## REQUEST
Give every line from the entries that contains "value".

===== DATA EXCERPTS

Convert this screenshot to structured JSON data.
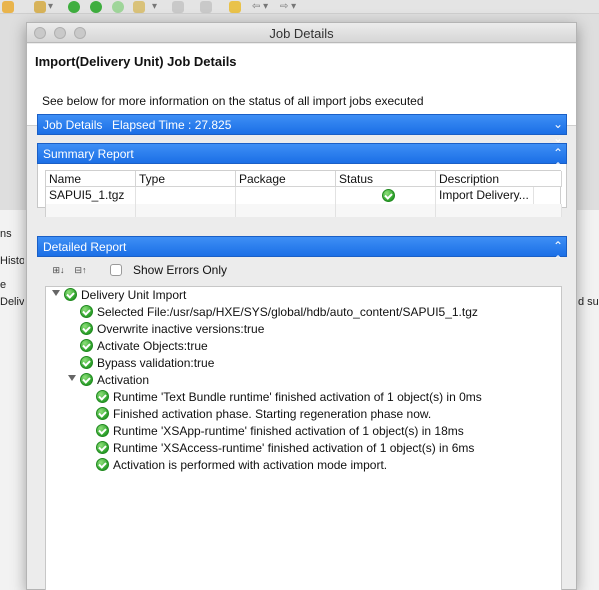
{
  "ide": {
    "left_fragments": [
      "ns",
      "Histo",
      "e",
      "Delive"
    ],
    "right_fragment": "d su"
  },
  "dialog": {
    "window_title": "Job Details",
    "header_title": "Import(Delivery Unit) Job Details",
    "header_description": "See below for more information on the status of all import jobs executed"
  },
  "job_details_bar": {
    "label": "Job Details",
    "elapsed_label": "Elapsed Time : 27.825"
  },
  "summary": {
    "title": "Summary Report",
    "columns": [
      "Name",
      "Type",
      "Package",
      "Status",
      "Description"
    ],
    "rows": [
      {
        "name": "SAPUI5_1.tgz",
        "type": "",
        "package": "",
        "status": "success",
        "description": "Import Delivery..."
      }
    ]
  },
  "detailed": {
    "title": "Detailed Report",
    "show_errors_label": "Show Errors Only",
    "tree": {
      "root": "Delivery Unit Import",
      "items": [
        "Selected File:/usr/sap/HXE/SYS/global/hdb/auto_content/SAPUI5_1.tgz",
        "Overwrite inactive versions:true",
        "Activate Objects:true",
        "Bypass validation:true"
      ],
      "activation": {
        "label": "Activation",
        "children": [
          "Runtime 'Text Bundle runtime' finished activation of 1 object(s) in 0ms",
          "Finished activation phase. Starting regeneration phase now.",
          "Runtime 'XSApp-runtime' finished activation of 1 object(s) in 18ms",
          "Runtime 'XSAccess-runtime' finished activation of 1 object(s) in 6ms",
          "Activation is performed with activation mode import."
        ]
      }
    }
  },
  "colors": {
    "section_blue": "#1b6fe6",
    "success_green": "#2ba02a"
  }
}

==========
===== DATA EXCERPTS

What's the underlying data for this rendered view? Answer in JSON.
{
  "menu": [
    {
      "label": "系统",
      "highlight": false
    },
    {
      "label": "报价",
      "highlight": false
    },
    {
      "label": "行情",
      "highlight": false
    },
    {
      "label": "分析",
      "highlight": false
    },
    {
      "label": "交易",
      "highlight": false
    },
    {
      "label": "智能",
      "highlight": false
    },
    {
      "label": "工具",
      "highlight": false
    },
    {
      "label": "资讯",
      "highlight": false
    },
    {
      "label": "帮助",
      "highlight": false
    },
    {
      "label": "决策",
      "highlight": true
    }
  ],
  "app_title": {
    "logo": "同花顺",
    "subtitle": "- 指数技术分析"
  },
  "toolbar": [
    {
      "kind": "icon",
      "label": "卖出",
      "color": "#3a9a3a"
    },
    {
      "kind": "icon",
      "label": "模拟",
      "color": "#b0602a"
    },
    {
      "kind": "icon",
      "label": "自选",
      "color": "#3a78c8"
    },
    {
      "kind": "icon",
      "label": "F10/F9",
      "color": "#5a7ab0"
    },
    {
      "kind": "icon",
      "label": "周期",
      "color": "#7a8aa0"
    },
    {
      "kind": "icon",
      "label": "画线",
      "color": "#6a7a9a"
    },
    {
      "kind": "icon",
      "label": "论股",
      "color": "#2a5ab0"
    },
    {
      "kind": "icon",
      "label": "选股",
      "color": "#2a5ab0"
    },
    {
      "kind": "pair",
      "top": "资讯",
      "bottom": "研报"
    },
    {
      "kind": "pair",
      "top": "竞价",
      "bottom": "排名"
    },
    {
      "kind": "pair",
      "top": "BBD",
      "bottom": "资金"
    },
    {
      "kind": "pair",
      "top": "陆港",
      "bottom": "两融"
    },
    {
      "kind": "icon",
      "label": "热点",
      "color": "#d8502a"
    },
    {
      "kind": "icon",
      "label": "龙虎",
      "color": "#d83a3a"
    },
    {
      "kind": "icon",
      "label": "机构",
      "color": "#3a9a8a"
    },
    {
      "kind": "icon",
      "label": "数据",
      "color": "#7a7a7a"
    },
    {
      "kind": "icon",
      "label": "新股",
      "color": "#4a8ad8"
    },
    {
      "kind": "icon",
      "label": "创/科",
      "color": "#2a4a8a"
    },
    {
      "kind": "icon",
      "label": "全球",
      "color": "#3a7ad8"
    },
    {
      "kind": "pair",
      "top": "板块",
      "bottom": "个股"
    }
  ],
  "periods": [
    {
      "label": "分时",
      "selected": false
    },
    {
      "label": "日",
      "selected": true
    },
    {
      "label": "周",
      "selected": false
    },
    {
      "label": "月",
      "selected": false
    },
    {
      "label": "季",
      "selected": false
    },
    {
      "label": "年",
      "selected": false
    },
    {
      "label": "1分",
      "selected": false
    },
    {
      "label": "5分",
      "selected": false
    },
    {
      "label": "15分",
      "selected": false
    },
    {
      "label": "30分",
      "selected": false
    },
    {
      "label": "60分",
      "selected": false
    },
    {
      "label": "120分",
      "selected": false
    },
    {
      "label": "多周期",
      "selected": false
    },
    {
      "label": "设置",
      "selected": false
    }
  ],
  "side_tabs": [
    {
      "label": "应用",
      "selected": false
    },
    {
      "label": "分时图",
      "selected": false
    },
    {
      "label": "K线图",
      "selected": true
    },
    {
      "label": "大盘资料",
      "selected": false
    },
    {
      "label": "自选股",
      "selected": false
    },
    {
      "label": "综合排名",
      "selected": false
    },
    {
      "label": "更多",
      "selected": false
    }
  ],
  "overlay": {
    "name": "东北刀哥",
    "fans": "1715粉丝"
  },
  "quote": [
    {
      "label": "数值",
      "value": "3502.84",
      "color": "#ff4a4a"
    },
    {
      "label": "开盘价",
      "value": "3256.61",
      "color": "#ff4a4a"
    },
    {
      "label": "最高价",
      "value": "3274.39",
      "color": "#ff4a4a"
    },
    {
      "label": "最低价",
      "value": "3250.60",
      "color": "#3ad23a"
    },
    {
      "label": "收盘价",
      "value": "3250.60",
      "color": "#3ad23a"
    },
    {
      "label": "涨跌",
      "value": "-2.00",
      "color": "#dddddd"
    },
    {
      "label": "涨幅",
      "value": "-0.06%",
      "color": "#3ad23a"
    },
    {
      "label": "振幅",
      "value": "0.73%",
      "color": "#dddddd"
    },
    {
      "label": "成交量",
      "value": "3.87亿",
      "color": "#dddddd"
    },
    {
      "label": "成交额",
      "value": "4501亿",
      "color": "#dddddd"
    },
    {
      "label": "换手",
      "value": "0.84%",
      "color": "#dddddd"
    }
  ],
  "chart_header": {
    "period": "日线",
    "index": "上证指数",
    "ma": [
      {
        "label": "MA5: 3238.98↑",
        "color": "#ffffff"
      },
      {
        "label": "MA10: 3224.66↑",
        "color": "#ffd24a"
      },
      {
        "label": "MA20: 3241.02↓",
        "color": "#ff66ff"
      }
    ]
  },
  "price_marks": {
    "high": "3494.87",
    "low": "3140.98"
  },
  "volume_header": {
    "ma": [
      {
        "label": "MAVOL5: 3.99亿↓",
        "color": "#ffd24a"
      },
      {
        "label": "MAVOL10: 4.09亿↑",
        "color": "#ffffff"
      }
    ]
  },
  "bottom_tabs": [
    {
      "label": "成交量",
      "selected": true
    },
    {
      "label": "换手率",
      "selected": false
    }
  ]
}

==========

## RESPONSE TO THE TASK
      "value": "3502.84",
      "value": "3256.61",
      "value": "3274.39",
      "value": "3250.60",
      "value": "3250.60",
      "value": "-2.00",
      "value": "-0.06%",
      "value": "0.73%",
      "value": "3.87亿",
      "value": "4501亿",
      "value": "0.84%",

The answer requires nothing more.